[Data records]
※
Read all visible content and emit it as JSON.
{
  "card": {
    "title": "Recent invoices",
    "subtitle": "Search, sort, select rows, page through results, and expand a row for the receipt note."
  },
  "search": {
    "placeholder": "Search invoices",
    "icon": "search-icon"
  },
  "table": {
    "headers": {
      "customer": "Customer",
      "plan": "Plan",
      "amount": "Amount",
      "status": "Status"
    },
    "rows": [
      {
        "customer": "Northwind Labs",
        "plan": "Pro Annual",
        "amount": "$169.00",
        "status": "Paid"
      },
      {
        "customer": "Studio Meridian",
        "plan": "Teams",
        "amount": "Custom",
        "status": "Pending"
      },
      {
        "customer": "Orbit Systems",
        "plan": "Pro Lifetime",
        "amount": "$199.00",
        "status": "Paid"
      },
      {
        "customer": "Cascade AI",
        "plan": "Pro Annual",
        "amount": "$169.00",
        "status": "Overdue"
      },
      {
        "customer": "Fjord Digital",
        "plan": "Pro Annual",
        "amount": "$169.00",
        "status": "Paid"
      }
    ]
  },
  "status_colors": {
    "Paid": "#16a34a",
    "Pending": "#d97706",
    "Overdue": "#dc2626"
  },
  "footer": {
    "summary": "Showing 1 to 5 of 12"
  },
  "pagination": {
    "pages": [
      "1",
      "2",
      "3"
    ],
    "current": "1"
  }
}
※
Find the word "invoices" in the entries above and gather every line that holds it.

● Written answer
    "title": "Recent invoices",
    "placeholder": "Search invoices",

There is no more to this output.